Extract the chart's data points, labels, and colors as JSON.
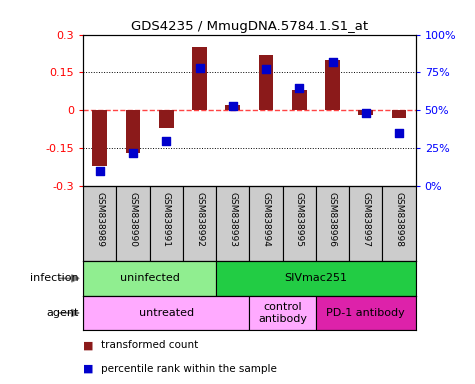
{
  "title": "GDS4235 / MmugDNA.5784.1.S1_at",
  "samples": [
    "GSM838989",
    "GSM838990",
    "GSM838991",
    "GSM838992",
    "GSM838993",
    "GSM838994",
    "GSM838995",
    "GSM838996",
    "GSM838997",
    "GSM838998"
  ],
  "transformed_count": [
    -0.22,
    -0.17,
    -0.07,
    0.25,
    0.02,
    0.22,
    0.08,
    0.2,
    -0.02,
    -0.03
  ],
  "percentile_rank": [
    10,
    22,
    30,
    78,
    53,
    77,
    65,
    82,
    48,
    35
  ],
  "ylim": [
    -0.3,
    0.3
  ],
  "yticks": [
    -0.3,
    -0.15,
    0,
    0.15,
    0.3
  ],
  "ytick_labels_left": [
    "-0.3",
    "-0.15",
    "0",
    "0.15",
    "0.3"
  ],
  "ytick_labels_right": [
    "0%",
    "25%",
    "50%",
    "75%",
    "100%"
  ],
  "bar_color": "#8B1A1A",
  "dot_color": "#0000CC",
  "zero_line_color": "#FF4444",
  "infection_labels": [
    {
      "text": "uninfected",
      "start": 0,
      "end": 4,
      "color": "#90EE90"
    },
    {
      "text": "SIVmac251",
      "start": 4,
      "end": 10,
      "color": "#22CC44"
    }
  ],
  "agent_labels": [
    {
      "text": "untreated",
      "start": 0,
      "end": 5,
      "color": "#FFAAFF"
    },
    {
      "text": "control\nantibody",
      "start": 5,
      "end": 7,
      "color": "#FFAAFF"
    },
    {
      "text": "PD-1 antibody",
      "start": 7,
      "end": 10,
      "color": "#DD22AA"
    }
  ],
  "infection_row_label": "infection",
  "agent_row_label": "agent",
  "legend_items": [
    {
      "color": "#8B1A1A",
      "label": "transformed count"
    },
    {
      "color": "#0000CC",
      "label": "percentile rank within the sample"
    }
  ],
  "bar_width": 0.45,
  "dot_size": 30
}
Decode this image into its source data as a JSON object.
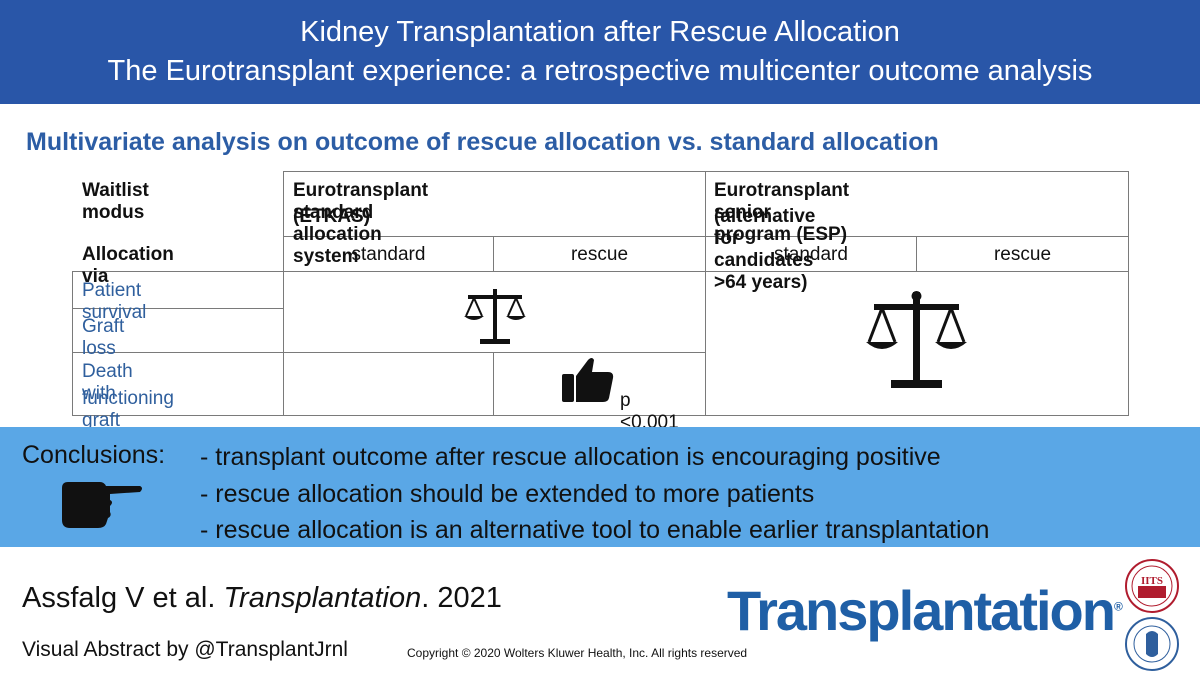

*-*-*

The whole listing must be restated word for word. Leave out any pictures.

Extract the chart's data points, labels, and colors as JSON.
{
  "title": "GDS4235 / MmugDNA.5784.1.S1_at",
  "samples": [
    "GSM838989",
    "GSM838990",
    "GSM838991",
    "GSM838992",
    "GSM838993",
    "GSM838994",
    "GSM838995",
    "GSM838996",
    "GSM838997",
    "GSM838998"
  ],
  "transformed_count": [
    -0.22,
    -0.17,
    -0.07,
    0.25,
    0.02,
    0.22,
    0.08,
    0.2,
    -0.02,
    -0.03
  ],
  "percentile_rank": [
    10,
    22,
    30,
    78,
    53,
    77,
    65,
    82,
    48,
    35
  ],
  "ylim": [
    -0.3,
    0.3
  ],
  "yticks": [
    -0.3,
    -0.15,
    0,
    0.15,
    0.3
  ],
  "ytick_labels_left": [
    "-0.3",
    "-0.15",
    "0",
    "0.15",
    "0.3"
  ],
  "ytick_labels_right": [
    "0%",
    "25%",
    "50%",
    "75%",
    "100%"
  ],
  "bar_color": "#8B1A1A",
  "dot_color": "#0000CC",
  "zero_line_color": "#FF4444",
  "infection_labels": [
    {
      "text": "uninfected",
      "start": 0,
      "end": 4,
      "color": "#90EE90"
    },
    {
      "text": "SIVmac251",
      "start": 4,
      "end": 10,
      "color": "#22CC44"
    }
  ],
  "agent_labels": [
    {
      "text": "untreated",
      "start": 0,
      "end": 5,
      "color": "#FFAAFF"
    },
    {
      "text": "control\nantibody",
      "start": 5,
      "end": 7,
      "color": "#FFAAFF"
    },
    {
      "text": "PD-1 antibody",
      "start": 7,
      "end": 10,
      "color": "#DD22AA"
    }
  ],
  "infection_row_label": "infection",
  "agent_row_label": "agent",
  "legend_items": [
    {
      "color": "#8B1A1A",
      "label": "transformed count"
    },
    {
      "color": "#0000CC",
      "label": "percentile rank within the sample"
    }
  ],
  "bar_width": 0.45,
  "dot_size": 30
}
Decode this image into its source data as a JSON object.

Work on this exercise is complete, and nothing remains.